# Stated goal:
Say how many lines in the records include the string "title", adding no other words.

-------------------------

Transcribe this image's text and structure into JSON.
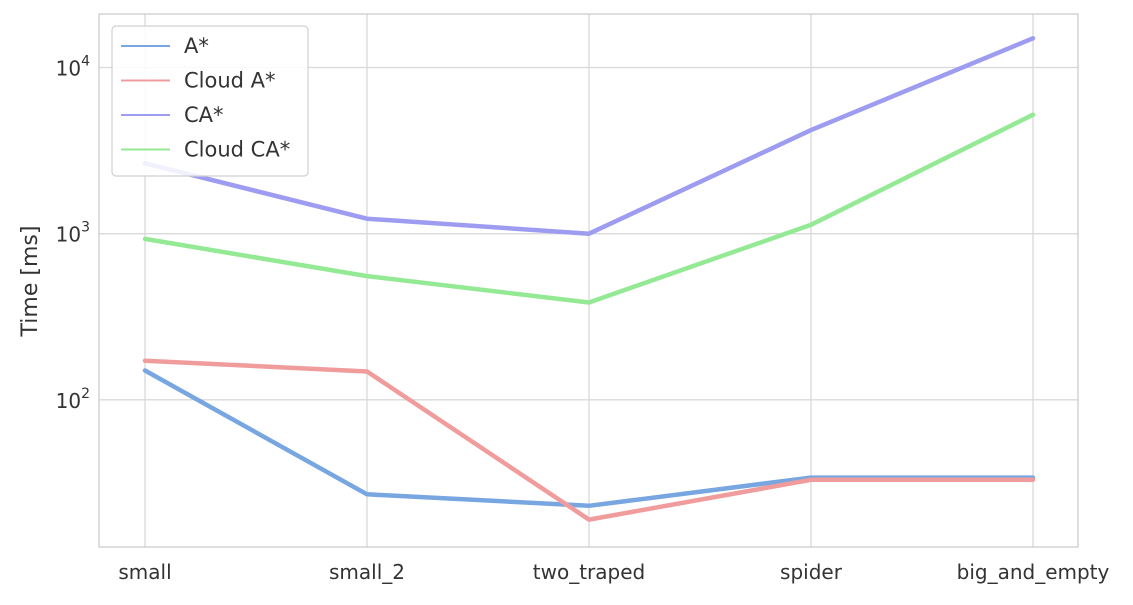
{
  "chart_data": {
    "type": "line",
    "title": "",
    "xlabel": "",
    "ylabel": "Time [ms]",
    "categories": [
      "small",
      "small_2",
      "two_traped",
      "spider",
      "big_and_empty"
    ],
    "y_scale": "log",
    "ylim": [
      13,
      21000
    ],
    "y_ticks": [
      {
        "value": 100,
        "base": "10",
        "exp": "2"
      },
      {
        "value": 1000,
        "base": "10",
        "exp": "3"
      },
      {
        "value": 10000,
        "base": "10",
        "exp": "4"
      }
    ],
    "grid": true,
    "legend": "top-left",
    "series": [
      {
        "name": "A*",
        "color": "#78a6e0",
        "values": [
          150,
          27,
          23,
          34,
          34
        ]
      },
      {
        "name": "Cloud A*",
        "color": "#f09c9c",
        "values": [
          172,
          148,
          19,
          33,
          33
        ]
      },
      {
        "name": "CA*",
        "color": "#9e9cf0",
        "values": [
          2650,
          1230,
          1000,
          4200,
          15000
        ]
      },
      {
        "name": "Cloud CA*",
        "color": "#94ea94",
        "values": [
          930,
          555,
          385,
          1130,
          5200
        ]
      }
    ]
  }
}
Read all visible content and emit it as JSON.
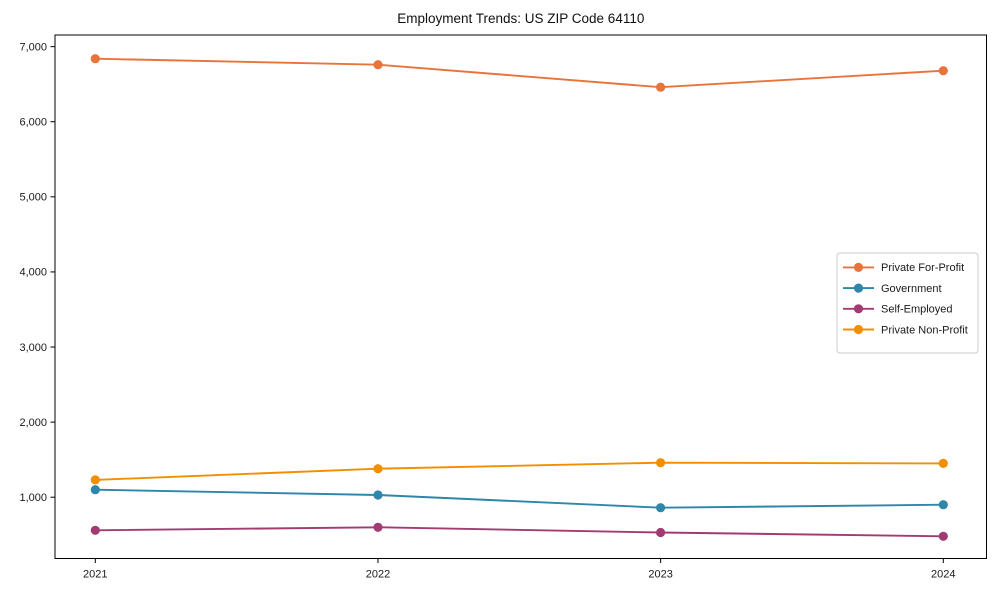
{
  "chart_data": {
    "type": "line",
    "title": "Employment Trends: US ZIP Code 64110",
    "xlabel": "",
    "ylabel": "",
    "x": [
      2021,
      2022,
      2023,
      2024
    ],
    "xtick_labels": [
      "2021",
      "2022",
      "2023",
      "2024"
    ],
    "yticks": [
      1000,
      2000,
      3000,
      4000,
      5000,
      6000,
      7000
    ],
    "ytick_labels": [
      "1,000",
      "2,000",
      "3,000",
      "4,000",
      "5,000",
      "6,000",
      "7,000"
    ],
    "ylim": [
      184,
      7155
    ],
    "grid": false,
    "marker": "circle",
    "legend_position": "center right",
    "legend_border_color": "#cccccc",
    "axis_color": "#000000",
    "background_color": "#ffffff",
    "series": [
      {
        "name": "Private For-Profit",
        "color": "#E8743B",
        "values": [
          6840,
          6760,
          6460,
          6680
        ]
      },
      {
        "name": "Government",
        "color": "#2E86AB",
        "values": [
          1100,
          1030,
          860,
          900
        ]
      },
      {
        "name": "Self-Employed",
        "color": "#A23B72",
        "values": [
          560,
          600,
          530,
          480
        ]
      },
      {
        "name": "Private Non-Profit",
        "color": "#F18F01",
        "values": [
          1230,
          1380,
          1460,
          1450
        ]
      }
    ]
  }
}
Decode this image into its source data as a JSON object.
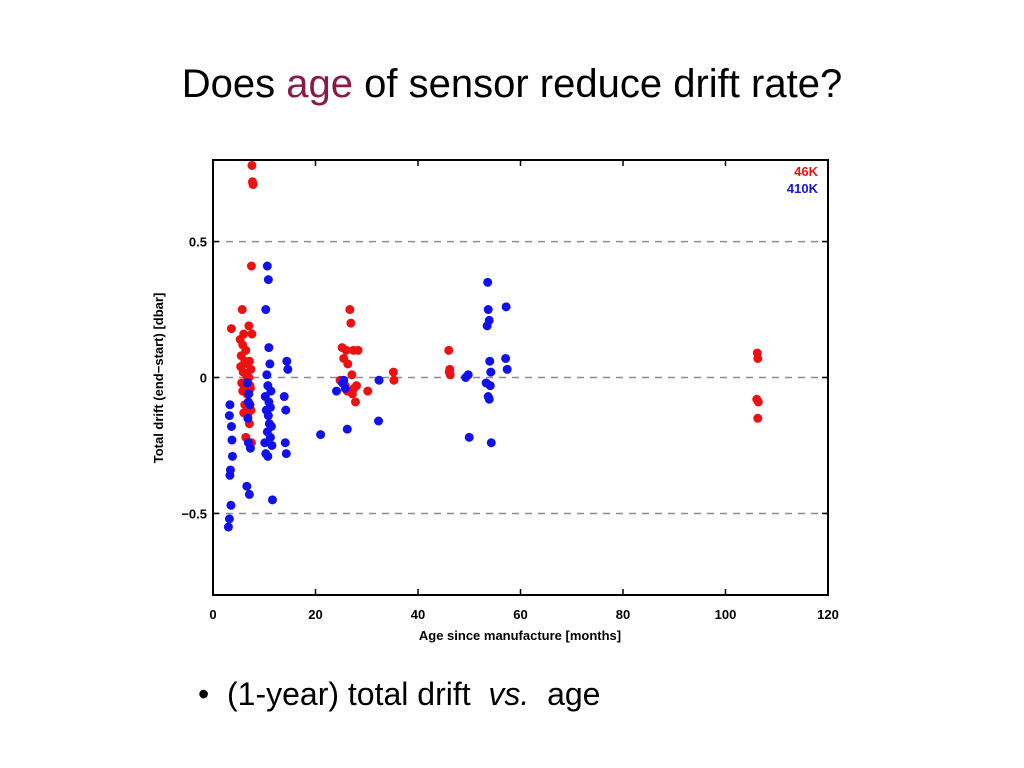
{
  "title": {
    "before": "Does ",
    "highlight": "age",
    "after": " of sensor reduce drift rate?",
    "highlight_color": "#8a1a4a"
  },
  "bullet": {
    "marker": "•",
    "text_before": "(1-year) total drift  ",
    "text_italic": "vs.",
    "text_after": "  age"
  },
  "chart_data": {
    "type": "scatter",
    "xlabel": "Age since manufacture [months]",
    "ylabel": "Total drift (end−start) [dbar]",
    "xlim": [
      0,
      120
    ],
    "ylim": [
      -0.8,
      0.8
    ],
    "x_ticks": [
      0,
      20,
      40,
      60,
      80,
      100,
      120
    ],
    "y_ticks": [
      -0.5,
      0,
      0.5
    ],
    "y_tick_labels": [
      "−0.5",
      "0",
      "0.5"
    ],
    "dashed_reference_lines": [
      -0.5,
      0,
      0.5
    ],
    "legend_placement": "top-right",
    "series": [
      {
        "name": "46K",
        "color": "#ee1111",
        "x": [
          7.6,
          7.7,
          7.8,
          3.6,
          5.7,
          6.0,
          7.0,
          7.5,
          5.3,
          5.8,
          6.4,
          7.1,
          7.6,
          5.5,
          6.2,
          6.8,
          7.4,
          5.4,
          5.9,
          6.5,
          7.0,
          5.6,
          6.1,
          6.7,
          7.3,
          5.8,
          6.6,
          7.2,
          6.0,
          6.9,
          7.4,
          6.2,
          7.1,
          6.4,
          7.5,
          26.7,
          26.9,
          25.2,
          26.0,
          27.4,
          28.3,
          25.5,
          26.3,
          27.1,
          24.8,
          25.8,
          27.5,
          28.0,
          26.2,
          27.2,
          30.2,
          27.8,
          35.2,
          35.3,
          46.0,
          46.2,
          46.1,
          46.3,
          106.2,
          106.3,
          106.1,
          106.4,
          106.3
        ],
        "y": [
          0.78,
          0.72,
          0.71,
          0.18,
          0.25,
          0.16,
          0.19,
          0.41,
          0.14,
          0.12,
          0.1,
          0.06,
          0.16,
          0.08,
          0.06,
          0.05,
          0.03,
          0.04,
          0.02,
          0.01,
          0.0,
          -0.02,
          -0.03,
          -0.01,
          -0.04,
          -0.05,
          -0.06,
          -0.03,
          -0.13,
          -0.13,
          -0.12,
          -0.1,
          -0.17,
          -0.22,
          -0.24,
          0.25,
          0.2,
          0.11,
          0.1,
          0.1,
          0.1,
          0.07,
          0.05,
          0.01,
          -0.01,
          -0.03,
          -0.04,
          -0.03,
          -0.05,
          -0.06,
          -0.05,
          -0.09,
          0.02,
          -0.01,
          0.1,
          0.03,
          0.02,
          0.01,
          0.09,
          0.07,
          -0.08,
          -0.09,
          -0.15
        ]
      },
      {
        "name": "410K",
        "color": "#1111ee",
        "x": [
          3.3,
          3.2,
          3.6,
          3.7,
          3.8,
          3.4,
          3.3,
          3.5,
          3.2,
          3.0,
          6.7,
          7.0,
          7.2,
          6.8,
          6.9,
          7.3,
          6.6,
          7.1,
          6.9,
          10.6,
          10.8,
          10.3,
          10.9,
          11.1,
          10.5,
          10.7,
          11.3,
          10.2,
          10.9,
          11.2,
          10.4,
          10.8,
          11.0,
          11.4,
          10.6,
          11.2,
          10.1,
          11.5,
          10.3,
          10.7,
          11.6,
          14.4,
          14.6,
          13.9,
          14.2,
          14.1,
          14.3,
          21.0,
          24.1,
          25.5,
          25.8,
          26.2,
          32.3,
          32.4,
          25.3,
          49.8,
          50.0,
          49.3,
          53.6,
          53.7,
          53.5,
          53.9,
          54.0,
          54.2,
          53.3,
          54.1,
          53.7,
          53.9,
          54.3,
          57.2,
          57.1,
          57.4
        ],
        "y": [
          -0.1,
          -0.14,
          -0.18,
          -0.23,
          -0.29,
          -0.34,
          -0.36,
          -0.47,
          -0.52,
          -0.55,
          -0.02,
          -0.06,
          -0.1,
          -0.15,
          -0.24,
          -0.26,
          -0.4,
          -0.43,
          -0.09,
          0.41,
          0.36,
          0.25,
          0.11,
          0.05,
          0.01,
          -0.03,
          -0.05,
          -0.07,
          -0.09,
          -0.11,
          -0.12,
          -0.14,
          -0.17,
          -0.18,
          -0.2,
          -0.22,
          -0.24,
          -0.25,
          -0.28,
          -0.29,
          -0.45,
          0.06,
          0.03,
          -0.07,
          -0.12,
          -0.24,
          -0.28,
          -0.21,
          -0.05,
          -0.01,
          -0.04,
          -0.19,
          -0.16,
          -0.01,
          -0.02,
          0.01,
          -0.22,
          0.0,
          0.35,
          0.25,
          0.19,
          0.21,
          0.06,
          0.02,
          -0.02,
          -0.03,
          -0.07,
          -0.08,
          -0.24,
          0.26,
          0.07,
          0.03
        ]
      }
    ]
  }
}
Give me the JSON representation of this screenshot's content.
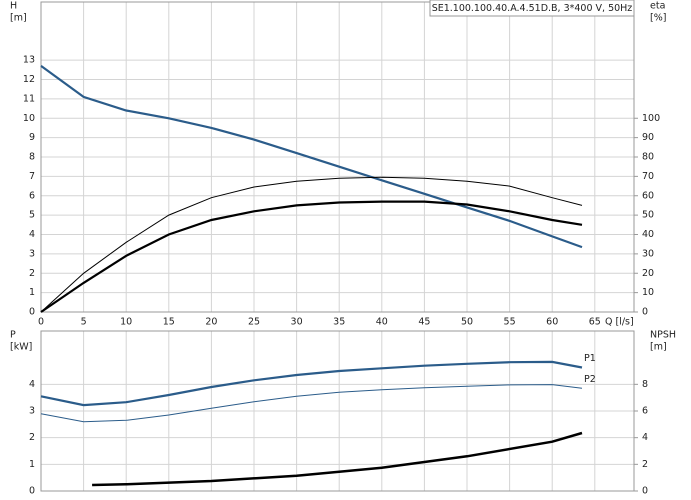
{
  "chart_data": [
    {
      "type": "line",
      "title": "SE1.100.100.40.A.4.51D.B, 3*400 V, 50Hz",
      "ylabel": [
        "H",
        "[m]"
      ],
      "y2label": [
        "eta",
        "[%]"
      ],
      "xlabel": "Q [l/s]",
      "xlim": [
        0,
        69.6
      ],
      "xticks": [
        0,
        5,
        10,
        15,
        20,
        25,
        30,
        35,
        40,
        45,
        50,
        55,
        60,
        65
      ],
      "ylim": [
        0,
        16
      ],
      "yticks": [
        0,
        1,
        2,
        3,
        4,
        5,
        6,
        7,
        8,
        9,
        10,
        11,
        12,
        13
      ],
      "y2lim": [
        0,
        160
      ],
      "y2ticks": [
        0,
        10,
        20,
        30,
        40,
        50,
        60,
        70,
        80,
        90,
        100
      ],
      "grid": true,
      "series": [
        {
          "color": "#2b5c8a",
          "width": 2.2,
          "x": [
            0,
            5,
            10,
            15,
            20,
            25,
            30,
            35,
            40,
            45,
            50,
            55,
            60,
            63.5
          ],
          "values": [
            12.7,
            11.1,
            10.4,
            10.0,
            9.5,
            8.9,
            8.2,
            7.5,
            6.8,
            6.1,
            5.4,
            4.7,
            3.9,
            3.35
          ]
        },
        {
          "color": "#000000",
          "width": 1,
          "axis": "y2",
          "x": [
            0,
            5,
            10,
            15,
            20,
            25,
            30,
            35,
            40,
            45,
            50,
            55,
            60,
            63.5
          ],
          "values": [
            0,
            20,
            36,
            50,
            59,
            64.5,
            67.5,
            69,
            69.5,
            69,
            67.5,
            65,
            59,
            55
          ]
        },
        {
          "color": "#000000",
          "width": 2.2,
          "axis": "y2",
          "x": [
            0,
            5,
            10,
            15,
            20,
            25,
            30,
            35,
            40,
            45,
            50,
            55,
            60,
            63.5
          ],
          "values": [
            0,
            15,
            29,
            40,
            47.5,
            52,
            55,
            56.5,
            57,
            57,
            55.5,
            52,
            47.5,
            45
          ]
        }
      ]
    },
    {
      "type": "line",
      "ylabel": [
        "P",
        "[kW]"
      ],
      "y2label": [
        "NPSH",
        "[m]"
      ],
      "xlim": [
        0,
        69.6
      ],
      "xticks": [
        0,
        5,
        10,
        15,
        20,
        25,
        30,
        35,
        40,
        45,
        50,
        55,
        60,
        65
      ],
      "ylim": [
        0,
        6
      ],
      "yticks": [
        0,
        1,
        2,
        3,
        4
      ],
      "y2lim": [
        0,
        12
      ],
      "y2ticks": [
        0,
        2,
        4,
        6,
        8
      ],
      "grid": true,
      "series": [
        {
          "name": "P1",
          "color": "#2b5c8a",
          "width": 2.2,
          "x": [
            0,
            5,
            10,
            15,
            20,
            25,
            30,
            35,
            40,
            45,
            50,
            55,
            60,
            63.5
          ],
          "values": [
            3.55,
            3.22,
            3.33,
            3.6,
            3.9,
            4.15,
            4.35,
            4.5,
            4.6,
            4.7,
            4.77,
            4.83,
            4.84,
            4.63
          ]
        },
        {
          "name": "P2",
          "color": "#2b5c8a",
          "width": 1,
          "x": [
            0,
            5,
            10,
            15,
            20,
            25,
            30,
            35,
            40,
            45,
            50,
            55,
            60,
            63.5
          ],
          "values": [
            2.9,
            2.6,
            2.65,
            2.85,
            3.1,
            3.35,
            3.55,
            3.7,
            3.8,
            3.87,
            3.93,
            3.98,
            3.99,
            3.85
          ]
        },
        {
          "color": "#000000",
          "width": 2.5,
          "axis": "y2",
          "x": [
            6,
            10,
            20,
            30,
            40,
            50,
            60,
            63.5
          ],
          "values": [
            0.45,
            0.5,
            0.75,
            1.15,
            1.75,
            2.6,
            3.7,
            4.35
          ]
        }
      ]
    }
  ]
}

-------------------------

# Response:
4